| AUSGANGSTEXT |
# # # # # # #
Sonntag, 12. Oktober 2014



















Da ist einiges offen. Und wird sicher noch geregelt. Wie das eben unter Profis so üblich ist. Ich kann jedenfalls nicht erkennen, dass das Projekt meines kreativen schamanischen Hauses irgendwie so gefördert würde, wie es den gerne genommenen Leistungen entspricht. Aber manches war und ist da sicher nur ein Versehen. Nicht wahr? Genauso ein Versehen wie - sagen wir es mal so - beispielsweise damals, als der Umsatz des Buchladens innerhalb eines Jahres um 2/3 gesteigert wurde, und statt eines Dankes mit leistungsgerechter Bezahlung Kritik an der Farbwahl der Kosmetik geübt wurde. Eben ganz so, wie das Pascha-Paradies schon immer gearbeitet hat. Und auch weiter arbeiten würde, wenn nicht eine leistungsgerechte Lunte an den mit fremden Mitteln gebauten Honigtopf gelegt würde.
# # # # # # #
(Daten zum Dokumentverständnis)

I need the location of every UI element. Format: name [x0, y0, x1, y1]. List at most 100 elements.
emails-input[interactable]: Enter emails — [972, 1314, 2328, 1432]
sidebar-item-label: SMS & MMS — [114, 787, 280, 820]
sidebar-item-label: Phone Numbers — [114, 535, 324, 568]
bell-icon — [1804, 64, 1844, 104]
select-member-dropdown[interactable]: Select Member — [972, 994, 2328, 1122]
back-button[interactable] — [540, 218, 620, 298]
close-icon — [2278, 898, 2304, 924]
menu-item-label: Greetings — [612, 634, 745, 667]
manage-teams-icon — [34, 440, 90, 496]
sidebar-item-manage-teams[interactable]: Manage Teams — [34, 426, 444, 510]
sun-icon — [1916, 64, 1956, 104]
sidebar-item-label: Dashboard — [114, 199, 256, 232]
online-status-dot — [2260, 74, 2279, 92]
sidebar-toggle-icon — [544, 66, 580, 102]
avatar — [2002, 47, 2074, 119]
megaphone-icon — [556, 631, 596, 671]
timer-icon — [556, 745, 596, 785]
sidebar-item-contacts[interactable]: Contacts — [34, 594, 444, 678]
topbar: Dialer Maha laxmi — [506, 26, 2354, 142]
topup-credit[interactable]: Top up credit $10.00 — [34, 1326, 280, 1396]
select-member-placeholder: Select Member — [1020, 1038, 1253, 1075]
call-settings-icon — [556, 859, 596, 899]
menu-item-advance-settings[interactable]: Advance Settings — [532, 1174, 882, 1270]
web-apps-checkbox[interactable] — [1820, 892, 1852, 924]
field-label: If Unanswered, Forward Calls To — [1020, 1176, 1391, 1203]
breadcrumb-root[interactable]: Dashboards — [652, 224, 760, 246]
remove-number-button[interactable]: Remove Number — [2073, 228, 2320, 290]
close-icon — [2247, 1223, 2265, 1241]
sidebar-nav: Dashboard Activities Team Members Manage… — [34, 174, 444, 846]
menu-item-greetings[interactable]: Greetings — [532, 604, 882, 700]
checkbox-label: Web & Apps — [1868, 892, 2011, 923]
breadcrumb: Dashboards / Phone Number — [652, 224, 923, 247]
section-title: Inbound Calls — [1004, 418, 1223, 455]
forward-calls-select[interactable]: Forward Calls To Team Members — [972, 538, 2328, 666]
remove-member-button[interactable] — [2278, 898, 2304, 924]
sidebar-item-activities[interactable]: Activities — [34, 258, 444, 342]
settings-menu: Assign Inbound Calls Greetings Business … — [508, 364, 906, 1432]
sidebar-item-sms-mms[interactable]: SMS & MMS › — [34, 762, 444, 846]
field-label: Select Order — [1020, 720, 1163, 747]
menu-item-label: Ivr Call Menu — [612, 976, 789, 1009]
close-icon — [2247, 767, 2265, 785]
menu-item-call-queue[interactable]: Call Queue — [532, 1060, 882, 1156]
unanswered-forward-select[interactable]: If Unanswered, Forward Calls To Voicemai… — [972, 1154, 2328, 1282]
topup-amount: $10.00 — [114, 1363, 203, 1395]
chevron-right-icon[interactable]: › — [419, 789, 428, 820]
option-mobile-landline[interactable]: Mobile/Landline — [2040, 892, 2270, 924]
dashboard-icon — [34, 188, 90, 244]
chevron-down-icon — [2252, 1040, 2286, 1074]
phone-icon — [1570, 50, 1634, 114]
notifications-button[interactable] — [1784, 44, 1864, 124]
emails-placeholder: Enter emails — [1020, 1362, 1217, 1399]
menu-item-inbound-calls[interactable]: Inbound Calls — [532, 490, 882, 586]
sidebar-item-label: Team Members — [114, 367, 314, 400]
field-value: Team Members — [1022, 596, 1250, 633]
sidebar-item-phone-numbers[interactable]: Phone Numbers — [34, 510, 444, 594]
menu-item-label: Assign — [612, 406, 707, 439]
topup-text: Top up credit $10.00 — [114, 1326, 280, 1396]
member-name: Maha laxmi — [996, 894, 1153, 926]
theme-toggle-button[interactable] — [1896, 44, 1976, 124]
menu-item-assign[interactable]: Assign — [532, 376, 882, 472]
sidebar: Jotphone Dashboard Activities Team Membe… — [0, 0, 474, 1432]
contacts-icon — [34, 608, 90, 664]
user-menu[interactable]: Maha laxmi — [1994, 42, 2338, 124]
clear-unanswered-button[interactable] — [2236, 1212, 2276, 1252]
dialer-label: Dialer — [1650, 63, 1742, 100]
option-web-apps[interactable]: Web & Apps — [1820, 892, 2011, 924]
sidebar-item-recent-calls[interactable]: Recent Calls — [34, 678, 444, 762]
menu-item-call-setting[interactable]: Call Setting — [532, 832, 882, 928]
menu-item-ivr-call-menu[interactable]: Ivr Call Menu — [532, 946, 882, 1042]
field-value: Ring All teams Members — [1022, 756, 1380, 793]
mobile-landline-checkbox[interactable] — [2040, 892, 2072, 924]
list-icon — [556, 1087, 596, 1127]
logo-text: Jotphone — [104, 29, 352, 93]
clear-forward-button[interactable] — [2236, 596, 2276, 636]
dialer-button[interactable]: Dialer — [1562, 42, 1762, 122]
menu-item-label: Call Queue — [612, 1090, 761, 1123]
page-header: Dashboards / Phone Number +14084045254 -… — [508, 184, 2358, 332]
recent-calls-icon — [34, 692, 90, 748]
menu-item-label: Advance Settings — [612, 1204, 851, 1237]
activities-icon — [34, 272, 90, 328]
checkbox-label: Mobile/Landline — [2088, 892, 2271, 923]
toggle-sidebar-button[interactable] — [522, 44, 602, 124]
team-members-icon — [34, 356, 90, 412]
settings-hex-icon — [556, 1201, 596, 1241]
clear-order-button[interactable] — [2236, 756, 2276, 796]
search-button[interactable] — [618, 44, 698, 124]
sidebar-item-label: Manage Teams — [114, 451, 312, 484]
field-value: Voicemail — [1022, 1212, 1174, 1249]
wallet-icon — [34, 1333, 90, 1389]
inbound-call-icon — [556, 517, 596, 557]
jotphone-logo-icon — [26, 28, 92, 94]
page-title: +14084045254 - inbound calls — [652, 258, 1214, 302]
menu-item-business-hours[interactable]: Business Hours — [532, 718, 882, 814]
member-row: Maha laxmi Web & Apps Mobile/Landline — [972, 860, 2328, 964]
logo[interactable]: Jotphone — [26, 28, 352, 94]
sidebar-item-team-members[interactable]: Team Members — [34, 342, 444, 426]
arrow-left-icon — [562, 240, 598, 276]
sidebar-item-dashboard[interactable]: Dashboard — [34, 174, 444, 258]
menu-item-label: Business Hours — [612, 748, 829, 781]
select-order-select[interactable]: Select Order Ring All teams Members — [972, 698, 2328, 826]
# # # # # # #
| MATERIAL ERKUNDEN |
1) Um wie viel wurde laut dem Blogeintrag der Umsatz des Buchladens innerhalb eines Jahres gesteigert?
2) Gib den Abschnitt des Blogeintrags zwischen „Da ist einiges“ und „Honigtopf gelegt würde.“ einschließlich wortgetreu wieder.
3) Setze den Blogeintrag über das schamanische Haus und den Buchladen fort, wo er endet.
Das Material steht in keinem Zusammenhang mit dem Blogeintrag.

| LÖSUNGEN DER AUFGABEN |
1) Um 2/3.

2)
Da ist einiges offen. Und wird sicher noch geregelt. Wie das eben unter Profis so üblich ist. Ich kann jedenfalls nicht erkennen, dass das Projekt meines kreativen schamanischen Hauses irgendwie so gefördert würde, wie es den gerne genommenen Leistungen entspricht. Aber manches war und ist da sicher nur ein Versehen. Nicht wahr? Genauso ein Versehen wie - sagen wir es mal so - beispielsweise damals, als der Umsatz des Buchladens innerhalb eines Jahres um 2/3 gesteigert wurde, und statt eines Dankes mit leistungsgerechter Bezahlung Kritik an der Farbwahl der Kosmetik geübt wurde. Eben ganz so, wie das Pascha-Paradies schon immer gearbeitet hat. Und auch weiter arbeiten würde, wenn nicht eine leistungsgerechte Lunte an den mit fremden Mitteln gebauten Honigtopf gelegt würde.

3)
Wir wollen doch nicht wirklich, dass diese Zustände wie in der Innenstadt, am Eigelstein oder in Ehrenfeld noch weiter wachsen, wo sich diverse Dienste, angeschlossene Unternehmen und Religionen gegenseitig das Gold abjagen und Frauen in den allermeisten Fällen nur noch als (staub-) saugende und mehr oder wenig frische Feger herhalten dürfen. Welche anderen in die Wade beissen. Sorry! Aber so ist die Realität.